— Start Records shown —

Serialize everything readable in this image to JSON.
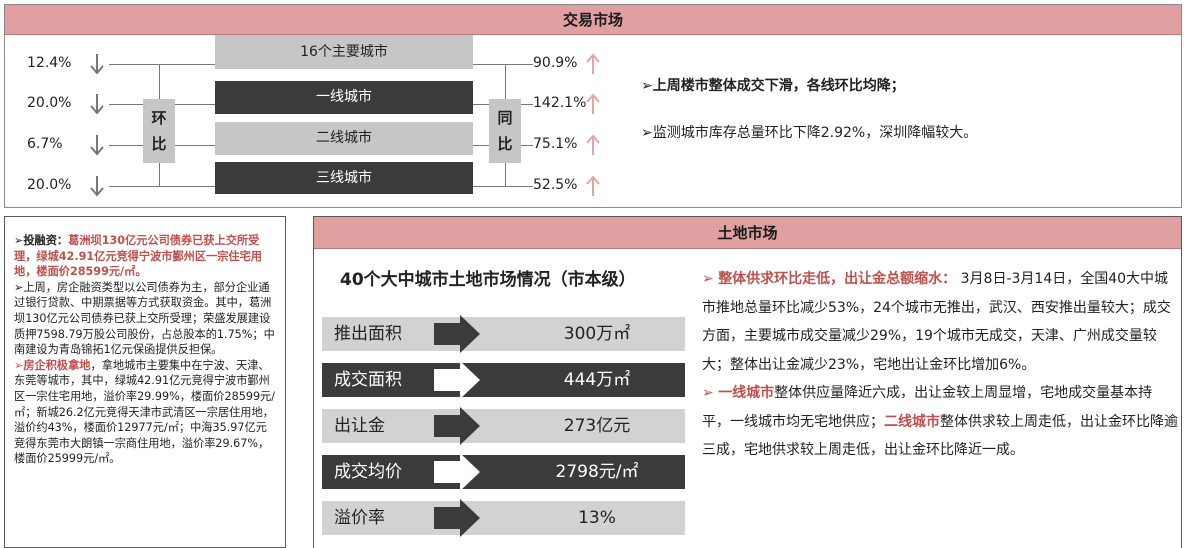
{
  "top": {
    "header": "交易市场",
    "mom_label": [
      "环",
      "比"
    ],
    "yoy_label": [
      "同",
      "比"
    ],
    "rows": [
      {
        "city": "16个主要城市",
        "mom": "12.4%",
        "yoy": "90.9%",
        "style": "light"
      },
      {
        "city": "一线城市",
        "mom": "20.0%",
        "yoy": "142.1%",
        "style": "dark"
      },
      {
        "city": "二线城市",
        "mom": "6.7%",
        "yoy": "75.1%",
        "style": "light"
      },
      {
        "city": "三线城市",
        "mom": "20.0%",
        "yoy": "52.5%",
        "style": "dark"
      }
    ],
    "notes": [
      "➢上周楼市整体成交下滑，各线环比均降；",
      "➢监测城市库存总量环比下降2.92%，深圳降幅较大。"
    ]
  },
  "news": {
    "p1_prefix": "➢投融资：",
    "p1_red": "葛洲坝130亿元公司债券已获上交所受理，绿城42.91亿元竞得宁波市鄞州区一宗住宅用地，楼面价28599元/㎡。",
    "p2": "➢上周，房企融资类型以公司债券为主，部分企业通过银行贷款、中期票据等方式获取资金。其中，葛洲坝130亿元公司债券已获上交所受理；荣盛发展建设质押7598.79万股公司股份，占总股本的1.75%；中南建设为青岛锦拓1亿元保函提供反担保。",
    "p3_red": "➢房企积极拿地",
    "p3": "，拿地城市主要集中在宁波、天津、东莞等城市，其中，绿城42.91亿元竞得宁波市鄞州区一宗住宅用地，溢价率29.99%，楼面价28599元/㎡；新城26.2亿元竞得天津市武清区一宗居住用地，溢价约43%，楼面价12977元/㎡；中海35.97亿元竞得东莞市大朗镇一宗商住用地，溢价率29.67%，楼面价25999元/㎡。"
  },
  "land": {
    "header": "土地市场",
    "title": "40个大中城市土地市场情况（市本级）",
    "rows": [
      {
        "label": "推出面积",
        "value": "300万㎡",
        "style": "light"
      },
      {
        "label": "成交面积",
        "value": "444万㎡",
        "style": "dark"
      },
      {
        "label": "出让金",
        "value": "273亿元",
        "style": "light"
      },
      {
        "label": "成交均价",
        "value": "2798元/㎡",
        "style": "dark"
      },
      {
        "label": "溢价率",
        "value": "13%",
        "style": "light"
      }
    ],
    "bullet": "➢",
    "p1_red": "整体供求环比走低，出让金总额缩水：",
    "p1": "3月8日-3月14日，全国40大中城市推地总量环比减少53%，24个城市无推出，武汉、西安推出量较大；成交方面，主要城市成交量减少29%，19个城市无成交，天津、广州成交量较大；整体出让金减少23%，宅地出让金环比增加6%。",
    "p2_red": "一线城市",
    "p2": "整体供应量降近六成，出让金较上周显增，宅地成交量基本持平，一线城市均无宅地供应；",
    "p2_red2": "二线城市",
    "p2b": "整体供求较上周走低，出让金环比降逾三成，宅地供求较上周走低，出让金环比降近一成。"
  }
}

— End Records shown —

Skip the pictures and transcribe the rest of the records exactly.

Full output:
Serialize everything readable in this image to JSON.
{
  "top": {
    "header": "交易市场",
    "mom_label": [
      "环",
      "比"
    ],
    "yoy_label": [
      "同",
      "比"
    ],
    "rows": [
      {
        "city": "16个主要城市",
        "mom": "12.4%",
        "yoy": "90.9%",
        "style": "light"
      },
      {
        "city": "一线城市",
        "mom": "20.0%",
        "yoy": "142.1%",
        "style": "dark"
      },
      {
        "city": "二线城市",
        "mom": "6.7%",
        "yoy": "75.1%",
        "style": "light"
      },
      {
        "city": "三线城市",
        "mom": "20.0%",
        "yoy": "52.5%",
        "style": "dark"
      }
    ],
    "notes": [
      "➢上周楼市整体成交下滑，各线环比均降；",
      "➢监测城市库存总量环比下降2.92%，深圳降幅较大。"
    ]
  },
  "news": {
    "p1_prefix": "➢投融资：",
    "p1_red": "葛洲坝130亿元公司债券已获上交所受理，绿城42.91亿元竞得宁波市鄞州区一宗住宅用地，楼面价28599元/㎡。",
    "p2": "➢上周，房企融资类型以公司债券为主，部分企业通过银行贷款、中期票据等方式获取资金。其中，葛洲坝130亿元公司债券已获上交所受理；荣盛发展建设质押7598.79万股公司股份，占总股本的1.75%；中南建设为青岛锦拓1亿元保函提供反担保。",
    "p3_red": "➢房企积极拿地",
    "p3": "，拿地城市主要集中在宁波、天津、东莞等城市，其中，绿城42.91亿元竞得宁波市鄞州区一宗住宅用地，溢价率29.99%，楼面价28599元/㎡；新城26.2亿元竞得天津市武清区一宗居住用地，溢价约43%，楼面价12977元/㎡；中海35.97亿元竞得东莞市大朗镇一宗商住用地，溢价率29.67%，楼面价25999元/㎡。"
  },
  "land": {
    "header": "土地市场",
    "title": "40个大中城市土地市场情况（市本级）",
    "rows": [
      {
        "label": "推出面积",
        "value": "300万㎡",
        "style": "light"
      },
      {
        "label": "成交面积",
        "value": "444万㎡",
        "style": "dark"
      },
      {
        "label": "出让金",
        "value": "273亿元",
        "style": "light"
      },
      {
        "label": "成交均价",
        "value": "2798元/㎡",
        "style": "dark"
      },
      {
        "label": "溢价率",
        "value": "13%",
        "style": "light"
      }
    ],
    "bullet": "➢",
    "p1_red": "整体供求环比走低，出让金总额缩水：",
    "p1": "3月8日-3月14日，全国40大中城市推地总量环比减少53%，24个城市无推出，武汉、西安推出量较大；成交方面，主要城市成交量减少29%，19个城市无成交，天津、广州成交量较大；整体出让金减少23%，宅地出让金环比增加6%。",
    "p2_red": "一线城市",
    "p2": "整体供应量降近六成，出让金较上周显增，宅地成交量基本持平，一线城市均无宅地供应；",
    "p2_red2": "二线城市",
    "p2b": "整体供求较上周走低，出让金环比降逾三成，宅地供求较上周走低，出让金环比降近一成。"
  }
}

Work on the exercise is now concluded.